MATERIAL FOR THIS EXERCISE >>

+===+

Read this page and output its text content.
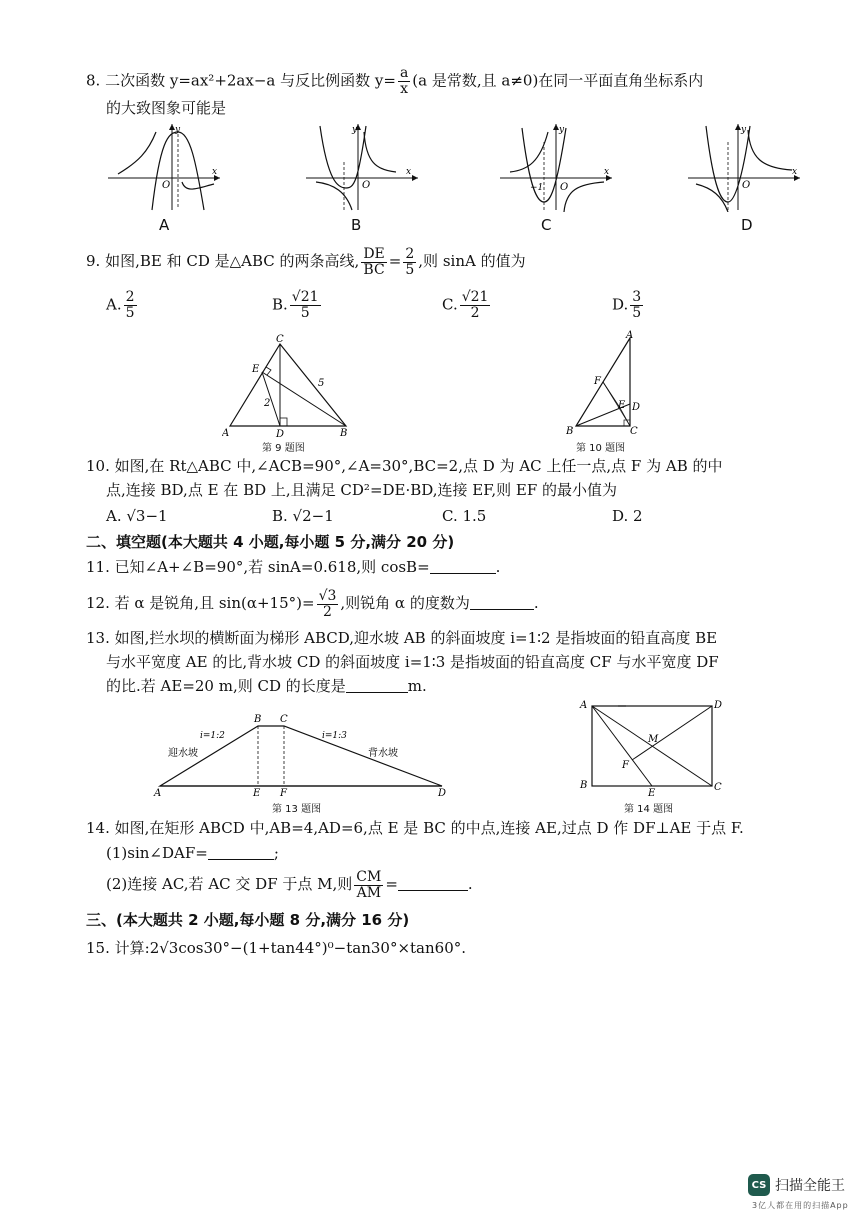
8. 二次函数 y=ax²+2ax−a 与反比例函数 $y= \frac{a}{x} (a$ 是常数,且 a≠0)在同一平面直角坐标系内
的大致图象可能是
O
x
y
A
O
x
y
B
O
−1
x
y
C
O
x
y
D
9. 如图,BE 和 CD 是△ABC 的两条高线, $\frac{DE}{BC} = \frac{2}{5}$ ,则 sinA 的值为
A. $\frac{2}{5}$	B. $\frac{√21}{5}$	C. $\frac{√21}{2}$	D. $\frac{3}{5}$
C
E
A	D	B
2
5
第 9 题图
A
F
E D
B	C
第 10 题图
10. 如图,在 Rt△ABC 中,∠ACB=90°,∠A=30°,BC=2,点 D 为 AC 上任一点,点 F 为 AB 的中
点,连接 BD,点 E 在 BD 上,且满足 CD²=DE·BD,连接 EF,则 EF 的最小值为
A. √3−1	B. √2−1	C. 1.5	D. 2
二、填空题(本大题共 4 小题,每小题 5 分,满分 20 分)
11. 已知∠A+∠B=90°,若 sinA=0.618,则 cosB=	.
12. 若 α 是锐角,且 $\sin(\alpha+15^\circ)= \frac{√3}{2}$ ,则锐角 α 的度数为	.
13. 如图,拦水坝的横断面为梯形 ABCD,迎水坡 AB 的斜面坡度 i=1∶2 是指坡面的铅直高度 BE
与水平宽度 AE 的比,背水坡 CD 的斜面坡度 i=1∶3 是指坡面的铅直高度 CF 与水平宽度 DF
的比.若 AE=20 m,则 CD 的长度是	m.
B C
A	E F	D
i=1:2	i=1:3
迎水坡	背水坡
第 13 题图
A	D
M
F
B
E
C
第 14 题图
14. 如图,在矩形 ABCD 中,AB=4,AD=6,点 E 是 BC 的中点,连接 AE,过点 D 作 DF⊥AE 于点 F.
(1)sin∠DAF=	;
(2)连接 AC,若 AC 交 DF 于点 M,则 $\frac{CM}{AM}$ =	.
三、(本大题共 2 小题,每小题 8 分,满分 16 分)
15. 计算:2√3cos30°−(1+tan44°)⁰−tan30°×tan60°.
CS 扫描全能王
3亿人都在用的扫描App
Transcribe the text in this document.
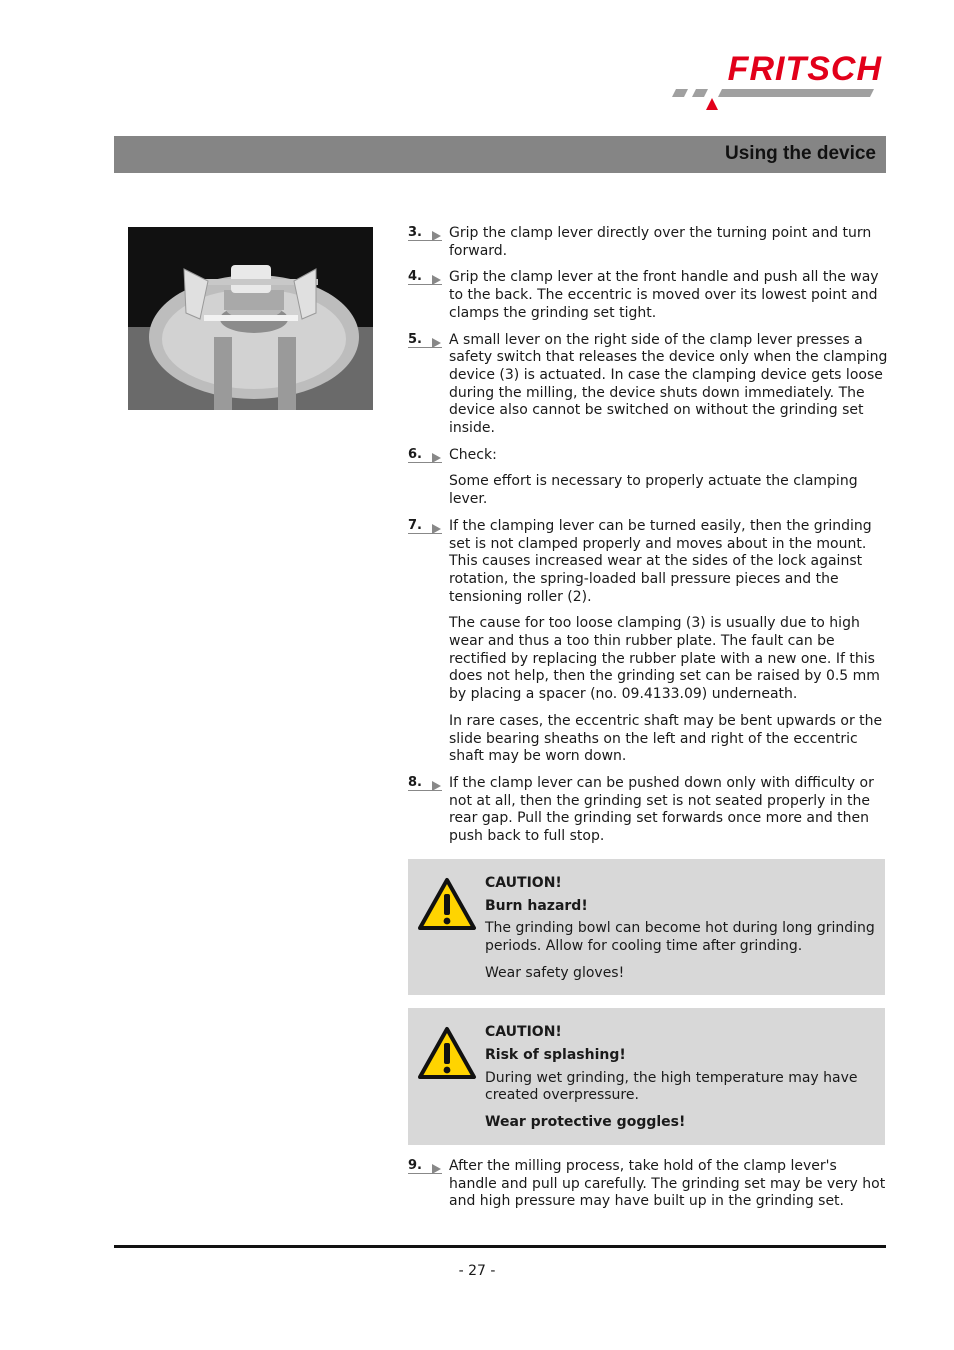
FRITSCH
Using the device
3.	Grip the clamp lever directly over the turning point and turn forward.

4.	Grip the clamp lever at the front handle and push all the way to the back. The eccentric is moved over its lowest point and clamps the grinding set tight.

5.	A small lever on the right side of the clamp lever presses a safety switch that releases the device only when the clamping device (3) is actuated. In case the clamping device gets loose during the milling, the device shuts down immediately. The device also cannot be switched on without the grinding set inside.

6.	Check:

Some effort is necessary to properly actuate the clamping lever.

7.	If the clamping lever can be turned easily, then the grinding set is not clamped properly and moves about in the mount. This causes increased wear at the sides of the lock against rotation, the spring-loaded ball pressure pieces and the tensioning roller (2).

The cause for too loose clamping (3) is usually due to high wear and thus a too thin rubber plate. The fault can be rectified by replacing the rubber plate with a new one. If this does not help, then the grinding set can be raised by 0.5 mm by placing a spacer (no. 09.4133.09) underneath.

In rare cases, the eccentric shaft may be bent upwards or the slide bearing sheaths on the left and right of the eccentric shaft may be worn down.

8.	If the clamp lever can be pushed down only with difficulty or not at all, then the grinding set is not seated properly in the rear gap. Pull the grinding set forwards once more and then push back to full stop.

CAUTION!

Burn hazard!

The grinding bowl can become hot during long grinding periods. Allow for cooling time after grinding.

Wear safety gloves!

CAUTION!

Risk of splashing!

During wet grinding, the high temperature may have created overpressure.

Wear protective goggles!

9.	After the milling process, take hold of the clamp lever's handle and pull up carefully. The grinding set may be very hot and high pressure may have built up in the grinding set.

- 27 -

+===+

PROBLEM TO SOLVE >> Filter the listing above for the string "have" and copy every matching line.

PROBLEM SOLUTION >>
During wet grinding, the high temperature may have created overpressure.
9.	After the milling process, take hold of the clamp lever's handle and pull up carefully. The grinding set may be very hot and high pressure may have built up in the grinding set.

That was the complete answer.